Exercise aim: Look over the entries that follow and work out how many lines contain "Witold". State the number only.
═══ Data records ═══
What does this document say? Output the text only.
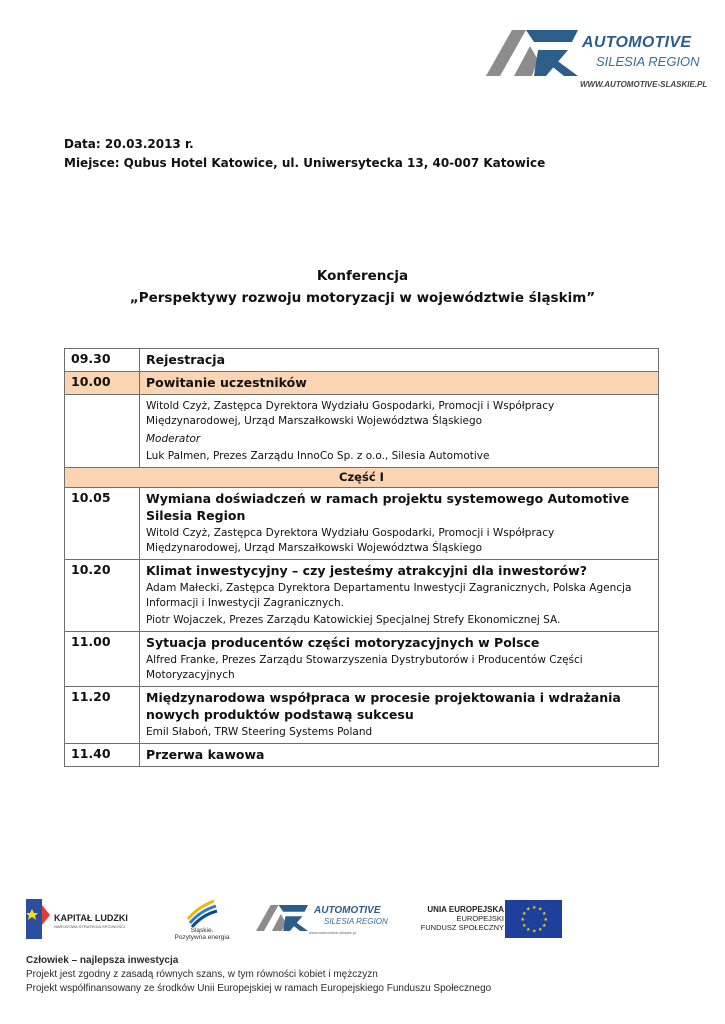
AUTOMOTIVE
SILESIA REGION
WWW.AUTOMOTIVE-SLASKIE.PL
Data: 20.03.2013 r.
Miejsce: Qubus Hotel Katowice, ul. Uniwersytecka 13, 40-007 Katowice
Konferencja
„Perspektywy rozwoju motoryzacji w województwie śląskim”
09.30	Rejestracja
10.00	Powitanie uczestników

	Witold Czyż, Zastępca Dyrektora Wydziału Gospodarki, Promocji i Współpracy Międzynarodowej, Urząd Marszałkowski Województwa Śląskiego
Moderator
Luk Palmen, Prezes Zarządu InnoCo Sp. z o.o., Silesia Automotive

Część I	
10.05	Wymiana doświadczeń w ramach projektu systemowego Automotive Silesia Region
Witold Czyż, Zastępca Dyrektora Wydziału Gospodarki, Promocji i Współpracy Międzynarodowej, Urząd Marszałkowski Województwa Śląskiego

10.20	Klimat inwestycyjny – czy jesteśmy atrakcyjni dla inwestorów?
Adam Małecki, Zastępca Dyrektora Departamentu Inwestycji Zagranicznych, Polska Agencja Informacji i Inwestycji Zagranicznych.
Piotr Wojaczek, Prezes Zarządu Katowickiej Specjalnej Strefy Ekonomicznej SA.

11.00	Sytuacja producentów części motoryzacyjnych w Polsce
Alfred Franke, Prezes Zarządu Stowarzyszenia Dystrybutorów i Producentów Części Motoryzacyjnych

11.20	Międzynarodowa współpraca w procesie projektowania i wdrażania nowych produktów podstawą sukcesu
Emil Słaboń, TRW Steering Systems Poland

11.40	Przerwa kawowa
KAPITAŁ LUDZKI
NARODOWA STRATEGIA SPÓJNOŚCI
Śląskie.
Pozytywna energia
AUTOMOTIVE
SILESIA REGION
www.automotive-slaskie.pl
UNIA EUROPEJSKA
EUROPEJSKI
FUNDUSZ SPOŁECZNY
★ ★
★
★
★
★
★
★
★
★
★
★
Człowiek – najlepsza inwestycja
Projekt jest zgodny z zasadą równych szans, w tym równości kobiet i mężczyzn
Projekt współfinansowany ze środków Unii Europejskiej w ramach Europejskiego Funduszu Społecznego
═══
Answer to this exercise: 2